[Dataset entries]
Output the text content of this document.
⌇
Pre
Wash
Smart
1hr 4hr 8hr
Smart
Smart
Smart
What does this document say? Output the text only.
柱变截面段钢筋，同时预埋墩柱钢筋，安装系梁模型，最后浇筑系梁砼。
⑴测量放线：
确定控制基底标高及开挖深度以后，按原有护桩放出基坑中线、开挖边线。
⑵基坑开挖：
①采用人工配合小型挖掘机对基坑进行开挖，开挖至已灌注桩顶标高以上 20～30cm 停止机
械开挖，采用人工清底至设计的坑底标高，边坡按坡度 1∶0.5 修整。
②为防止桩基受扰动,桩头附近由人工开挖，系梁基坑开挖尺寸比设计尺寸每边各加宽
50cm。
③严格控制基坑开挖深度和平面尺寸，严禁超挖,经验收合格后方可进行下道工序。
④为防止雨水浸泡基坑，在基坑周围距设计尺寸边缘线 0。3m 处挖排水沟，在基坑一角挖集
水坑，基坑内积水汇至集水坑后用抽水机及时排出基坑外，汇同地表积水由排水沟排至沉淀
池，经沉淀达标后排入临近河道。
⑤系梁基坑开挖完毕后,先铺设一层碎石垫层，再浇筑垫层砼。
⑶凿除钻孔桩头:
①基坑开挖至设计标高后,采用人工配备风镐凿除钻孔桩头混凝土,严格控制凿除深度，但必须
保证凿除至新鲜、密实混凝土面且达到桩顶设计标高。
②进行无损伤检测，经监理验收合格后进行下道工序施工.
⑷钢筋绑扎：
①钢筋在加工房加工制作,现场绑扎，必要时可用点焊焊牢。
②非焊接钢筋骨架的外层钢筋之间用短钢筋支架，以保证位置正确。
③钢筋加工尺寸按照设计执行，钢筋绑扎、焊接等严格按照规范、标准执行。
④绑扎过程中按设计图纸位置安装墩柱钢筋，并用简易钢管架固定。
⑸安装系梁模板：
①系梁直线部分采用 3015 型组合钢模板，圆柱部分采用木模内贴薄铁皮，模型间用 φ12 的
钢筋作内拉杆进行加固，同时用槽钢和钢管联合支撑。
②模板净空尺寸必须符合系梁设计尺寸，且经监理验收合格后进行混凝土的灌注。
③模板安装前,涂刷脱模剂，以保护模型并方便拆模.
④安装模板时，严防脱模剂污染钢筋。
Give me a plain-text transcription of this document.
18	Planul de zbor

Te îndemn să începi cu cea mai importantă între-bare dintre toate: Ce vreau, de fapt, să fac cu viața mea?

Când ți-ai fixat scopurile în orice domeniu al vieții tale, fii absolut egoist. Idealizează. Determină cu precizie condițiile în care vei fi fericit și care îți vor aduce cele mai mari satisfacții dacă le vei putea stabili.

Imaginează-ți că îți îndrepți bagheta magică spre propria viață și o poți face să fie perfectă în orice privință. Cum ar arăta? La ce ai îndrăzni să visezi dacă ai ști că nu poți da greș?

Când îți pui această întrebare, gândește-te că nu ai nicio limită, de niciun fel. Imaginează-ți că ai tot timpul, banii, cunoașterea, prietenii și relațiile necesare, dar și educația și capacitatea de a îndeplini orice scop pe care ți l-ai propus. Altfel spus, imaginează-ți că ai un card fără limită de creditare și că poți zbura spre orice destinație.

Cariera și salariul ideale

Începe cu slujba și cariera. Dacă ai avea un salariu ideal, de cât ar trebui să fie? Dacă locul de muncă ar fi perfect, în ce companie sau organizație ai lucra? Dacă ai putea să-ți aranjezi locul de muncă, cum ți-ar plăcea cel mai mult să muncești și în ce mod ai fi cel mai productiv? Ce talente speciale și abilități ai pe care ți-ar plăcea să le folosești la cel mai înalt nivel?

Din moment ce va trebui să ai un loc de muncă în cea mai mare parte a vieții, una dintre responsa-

- **Problem details**: Type out the full listing again, exactly as given.

- **Result of this task**:
Output the text content of this document.
⌇
Pre
Wash
Smart
1hr 4hr 8hr
Smart
Smart
Smart
What does this document say? Output the text only.
柱变截面段钢筋，同时预埋墩柱钢筋，安装系梁模型，最后浇筑系梁砼。
⑴测量放线：
确定控制基底标高及开挖深度以后，按原有护桩放出基坑中线、开挖边线。
⑵基坑开挖：
①采用人工配合小型挖掘机对基坑进行开挖，开挖至已灌注桩顶标高以上 20～30cm 停止机
械开挖，采用人工清底至设计的坑底标高，边坡按坡度 1∶0.5 修整。
②为防止桩基受扰动,桩头附近由人工开挖，系梁基坑开挖尺寸比设计尺寸每边各加宽
50cm。
③严格控制基坑开挖深度和平面尺寸，严禁超挖,经验收合格后方可进行下道工序。
④为防止雨水浸泡基坑，在基坑周围距设计尺寸边缘线 0。3m 处挖排水沟，在基坑一角挖集
水坑，基坑内积水汇至集水坑后用抽水机及时排出基坑外，汇同地表积水由排水沟排至沉淀
池，经沉淀达标后排入临近河道。
⑤系梁基坑开挖完毕后,先铺设一层碎石垫层，再浇筑垫层砼。
⑶凿除钻孔桩头:
①基坑开挖至设计标高后,采用人工配备风镐凿除钻孔桩头混凝土,严格控制凿除深度，但必须
保证凿除至新鲜、密实混凝土面且达到桩顶设计标高。
②进行无损伤检测，经监理验收合格后进行下道工序施工.
⑷钢筋绑扎：
①钢筋在加工房加工制作,现场绑扎，必要时可用点焊焊牢。
②非焊接钢筋骨架的外层钢筋之间用短钢筋支架，以保证位置正确。
③钢筋加工尺寸按照设计执行，钢筋绑扎、焊接等严格按照规范、标准执行。
④绑扎过程中按设计图纸位置安装墩柱钢筋，并用简易钢管架固定。
⑸安装系梁模板：
①系梁直线部分采用 3015 型组合钢模板，圆柱部分采用木模内贴薄铁皮，模型间用 φ12 的
钢筋作内拉杆进行加固，同时用槽钢和钢管联合支撑。
②模板净空尺寸必须符合系梁设计尺寸，且经监理验收合格后进行混凝土的灌注。
③模板安装前,涂刷脱模剂，以保护模型并方便拆模.
④安装模板时，严防脱模剂污染钢筋。
Give me a plain-text transcription of this document.
18	Planul de zbor

Te îndemn să începi cu cea mai importantă între-bare dintre toate: Ce vreau, de fapt, să fac cu viața mea?

Când ți-ai fixat scopurile în orice domeniu al vieții tale, fii absolut egoist. Idealizează. Determină cu precizie condițiile în care vei fi fericit și care îți vor aduce cele mai mari satisfacții dacă le vei putea stabili.

Imaginează-ți că îți îndrepți bagheta magică spre propria viață și o poți face să fie perfectă în orice privință. Cum ar arăta? La ce ai îndrăzni să visezi dacă ai ști că nu poți da greș?

Când îți pui această întrebare, gândește-te că nu ai nicio limită, de niciun fel. Imaginează-ți că ai tot timpul, banii, cunoașterea, prietenii și relațiile necesare, dar și educația și capacitatea de a îndeplini orice scop pe care ți l-ai propus. Altfel spus, imaginează-ți că ai un card fără limită de creditare și că poți zbura spre orice destinație.

Cariera și salariul ideale

Începe cu slujba și cariera. Dacă ai avea un salariu ideal, de cât ar trebui să fie? Dacă locul de muncă ar fi perfect, în ce companie sau organizație ai lucra? Dacă ai putea să-ți aranjezi locul de muncă, cum ți-ar plăcea cel mai mult să muncești și în ce mod ai fi cel mai productiv? Ce talente speciale și abilități ai pe care ți-ar plăcea să le folosești la cel mai înalt nivel?

Din moment ce va trebui să ai un loc de muncă în cea mai mare parte a vieții, una dintre responsa-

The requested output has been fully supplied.